● DATASET
-- Start --
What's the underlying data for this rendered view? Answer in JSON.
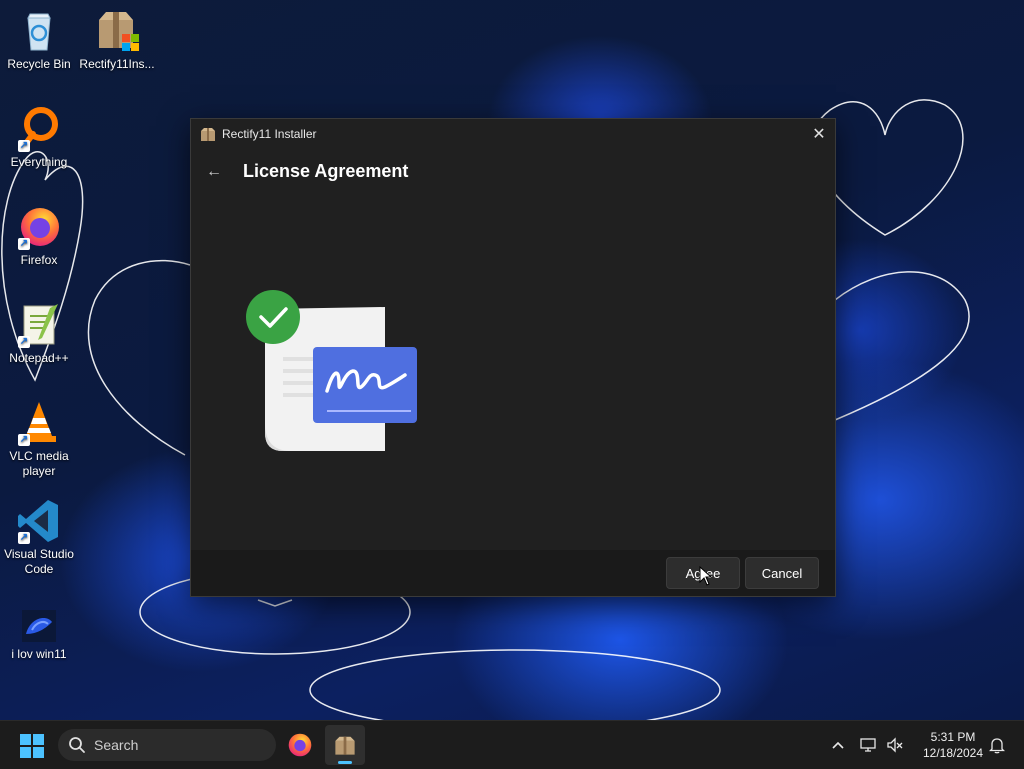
{
  "desktop": {
    "icons": [
      {
        "label": "Recycle Bin",
        "icon": "recycle-bin-icon"
      },
      {
        "label": "Rectify11Ins...",
        "icon": "installer-package-icon"
      },
      {
        "label": "Everything",
        "icon": "everything-search-icon"
      },
      {
        "label": "Firefox",
        "icon": "firefox-icon"
      },
      {
        "label": "Notepad++",
        "icon": "notepad-plus-plus-icon"
      },
      {
        "label": "VLC media player",
        "icon": "vlc-icon"
      },
      {
        "label": "Visual Studio Code",
        "icon": "vscode-icon"
      },
      {
        "label": "i lov win11",
        "icon": "image-file-icon"
      }
    ]
  },
  "installer": {
    "window_title": "Rectify11 Installer",
    "close_glyph": "✕",
    "back_glyph": "←",
    "heading": "License Agreement",
    "illustration": "license-document-signature-icon",
    "buttons": {
      "agree": "Agree",
      "cancel": "Cancel"
    }
  },
  "taskbar": {
    "search_placeholder": "Search",
    "clock": {
      "time": "5:31 PM",
      "date": "12/18/2024"
    },
    "tray_chevron": "^"
  },
  "colors": {
    "window_bg": "#202020",
    "footer_bg": "#1a1a1a",
    "taskbar_bg": "#1c1c1c",
    "accent": "#4cc2ff",
    "check_green": "#3aa344",
    "signature_blue": "#4f6fe0"
  }
}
-- End --
● YOUR TASK
Your task is to repeat the data above exactly while excluding the pictures.

● TASK SOLUTION
What's the underlying data for this rendered view? Answer in JSON.
{
  "desktop": {
    "icons": [
      {
        "label": "Recycle Bin",
        "icon": "recycle-bin-icon"
      },
      {
        "label": "Rectify11Ins...",
        "icon": "installer-package-icon"
      },
      {
        "label": "Everything",
        "icon": "everything-search-icon"
      },
      {
        "label": "Firefox",
        "icon": "firefox-icon"
      },
      {
        "label": "Notepad++",
        "icon": "notepad-plus-plus-icon"
      },
      {
        "label": "VLC media player",
        "icon": "vlc-icon"
      },
      {
        "label": "Visual Studio Code",
        "icon": "vscode-icon"
      },
      {
        "label": "i lov win11",
        "icon": "image-file-icon"
      }
    ]
  },
  "installer": {
    "window_title": "Rectify11 Installer",
    "close_glyph": "✕",
    "back_glyph": "←",
    "heading": "License Agreement",
    "illustration": "license-document-signature-icon",
    "buttons": {
      "agree": "Agree",
      "cancel": "Cancel"
    }
  },
  "taskbar": {
    "search_placeholder": "Search",
    "clock": {
      "time": "5:31 PM",
      "date": "12/18/2024"
    },
    "tray_chevron": "^"
  },
  "colors": {
    "window_bg": "#202020",
    "footer_bg": "#1a1a1a",
    "taskbar_bg": "#1c1c1c",
    "accent": "#4cc2ff",
    "check_green": "#3aa344",
    "signature_blue": "#4f6fe0"
  }
}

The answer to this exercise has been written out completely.